_Exercise inputs_
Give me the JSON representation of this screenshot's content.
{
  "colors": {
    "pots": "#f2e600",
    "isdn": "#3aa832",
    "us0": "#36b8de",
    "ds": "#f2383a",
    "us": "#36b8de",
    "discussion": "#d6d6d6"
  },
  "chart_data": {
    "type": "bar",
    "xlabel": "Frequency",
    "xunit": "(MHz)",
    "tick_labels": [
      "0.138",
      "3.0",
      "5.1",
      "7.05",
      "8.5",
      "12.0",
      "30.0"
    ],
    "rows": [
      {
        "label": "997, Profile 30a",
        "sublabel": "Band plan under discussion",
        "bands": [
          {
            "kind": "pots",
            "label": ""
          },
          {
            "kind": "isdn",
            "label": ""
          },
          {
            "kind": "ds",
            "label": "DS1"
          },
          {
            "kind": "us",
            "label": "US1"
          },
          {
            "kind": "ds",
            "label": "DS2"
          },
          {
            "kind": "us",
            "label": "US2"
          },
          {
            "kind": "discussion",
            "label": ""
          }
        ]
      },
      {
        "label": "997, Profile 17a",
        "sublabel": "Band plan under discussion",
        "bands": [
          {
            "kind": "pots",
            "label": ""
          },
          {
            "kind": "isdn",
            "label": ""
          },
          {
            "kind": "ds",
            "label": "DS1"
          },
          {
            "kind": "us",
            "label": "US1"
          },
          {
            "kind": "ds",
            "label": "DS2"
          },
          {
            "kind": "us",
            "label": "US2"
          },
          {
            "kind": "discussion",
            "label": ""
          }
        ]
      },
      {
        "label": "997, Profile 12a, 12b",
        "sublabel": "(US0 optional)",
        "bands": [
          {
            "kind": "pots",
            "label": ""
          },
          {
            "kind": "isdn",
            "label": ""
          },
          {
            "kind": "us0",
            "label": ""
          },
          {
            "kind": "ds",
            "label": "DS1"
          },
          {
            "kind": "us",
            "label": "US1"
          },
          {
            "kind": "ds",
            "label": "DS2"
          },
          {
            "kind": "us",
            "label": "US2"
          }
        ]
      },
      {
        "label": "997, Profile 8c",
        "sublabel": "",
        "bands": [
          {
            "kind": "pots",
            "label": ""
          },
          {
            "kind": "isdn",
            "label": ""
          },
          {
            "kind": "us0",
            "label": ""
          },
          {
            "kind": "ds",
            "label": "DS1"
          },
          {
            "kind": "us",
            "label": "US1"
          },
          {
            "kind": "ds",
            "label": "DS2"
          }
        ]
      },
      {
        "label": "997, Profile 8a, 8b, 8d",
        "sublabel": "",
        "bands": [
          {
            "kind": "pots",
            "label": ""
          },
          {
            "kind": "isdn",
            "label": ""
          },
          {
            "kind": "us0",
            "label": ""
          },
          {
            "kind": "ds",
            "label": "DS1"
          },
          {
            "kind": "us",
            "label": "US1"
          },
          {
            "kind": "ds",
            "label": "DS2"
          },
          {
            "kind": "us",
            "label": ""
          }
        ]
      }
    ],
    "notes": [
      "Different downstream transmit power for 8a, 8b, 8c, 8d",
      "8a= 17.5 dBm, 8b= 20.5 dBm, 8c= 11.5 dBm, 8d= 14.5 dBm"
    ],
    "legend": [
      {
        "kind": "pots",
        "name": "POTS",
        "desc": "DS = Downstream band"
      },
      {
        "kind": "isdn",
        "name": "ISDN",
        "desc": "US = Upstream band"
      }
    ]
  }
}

_What this task involves_
Using the data above, output each line exactly.

_Finished answer_
Give me the JSON representation of this screenshot's content.
{
  "colors": {
    "pots": "#f2e600",
    "isdn": "#3aa832",
    "us0": "#36b8de",
    "ds": "#f2383a",
    "us": "#36b8de",
    "discussion": "#d6d6d6"
  },
  "chart_data": {
    "type": "bar",
    "xlabel": "Frequency",
    "xunit": "(MHz)",
    "tick_labels": [
      "0.138",
      "3.0",
      "5.1",
      "7.05",
      "8.5",
      "12.0",
      "30.0"
    ],
    "rows": [
      {
        "label": "997, Profile 30a",
        "sublabel": "Band plan under discussion",
        "bands": [
          {
            "kind": "pots",
            "label": ""
          },
          {
            "kind": "isdn",
            "label": ""
          },
          {
            "kind": "ds",
            "label": "DS1"
          },
          {
            "kind": "us",
            "label": "US1"
          },
          {
            "kind": "ds",
            "label": "DS2"
          },
          {
            "kind": "us",
            "label": "US2"
          },
          {
            "kind": "discussion",
            "label": ""
          }
        ]
      },
      {
        "label": "997, Profile 17a",
        "sublabel": "Band plan under discussion",
        "bands": [
          {
            "kind": "pots",
            "label": ""
          },
          {
            "kind": "isdn",
            "label": ""
          },
          {
            "kind": "ds",
            "label": "DS1"
          },
          {
            "kind": "us",
            "label": "US1"
          },
          {
            "kind": "ds",
            "label": "DS2"
          },
          {
            "kind": "us",
            "label": "US2"
          },
          {
            "kind": "discussion",
            "label": ""
          }
        ]
      },
      {
        "label": "997, Profile 12a, 12b",
        "sublabel": "(US0 optional)",
        "bands": [
          {
            "kind": "pots",
            "label": ""
          },
          {
            "kind": "isdn",
            "label": ""
          },
          {
            "kind": "us0",
            "label": ""
          },
          {
            "kind": "ds",
            "label": "DS1"
          },
          {
            "kind": "us",
            "label": "US1"
          },
          {
            "kind": "ds",
            "label": "DS2"
          },
          {
            "kind": "us",
            "label": "US2"
          }
        ]
      },
      {
        "label": "997, Profile 8c",
        "sublabel": "",
        "bands": [
          {
            "kind": "pots",
            "label": ""
          },
          {
            "kind": "isdn",
            "label": ""
          },
          {
            "kind": "us0",
            "label": ""
          },
          {
            "kind": "ds",
            "label": "DS1"
          },
          {
            "kind": "us",
            "label": "US1"
          },
          {
            "kind": "ds",
            "label": "DS2"
          }
        ]
      },
      {
        "label": "997, Profile 8a, 8b, 8d",
        "sublabel": "",
        "bands": [
          {
            "kind": "pots",
            "label": ""
          },
          {
            "kind": "isdn",
            "label": ""
          },
          {
            "kind": "us0",
            "label": ""
          },
          {
            "kind": "ds",
            "label": "DS1"
          },
          {
            "kind": "us",
            "label": "US1"
          },
          {
            "kind": "ds",
            "label": "DS2"
          },
          {
            "kind": "us",
            "label": ""
          }
        ]
      }
    ],
    "notes": [
      "Different downstream transmit power for 8a, 8b, 8c, 8d",
      "8a= 17.5 dBm, 8b= 20.5 dBm, 8c= 11.5 dBm, 8d= 14.5 dBm"
    ],
    "legend": [
      {
        "kind": "pots",
        "name": "POTS",
        "desc": "DS = Downstream band"
      },
      {
        "kind": "isdn",
        "name": "ISDN",
        "desc": "US = Upstream band"
      }
    ]
  }
}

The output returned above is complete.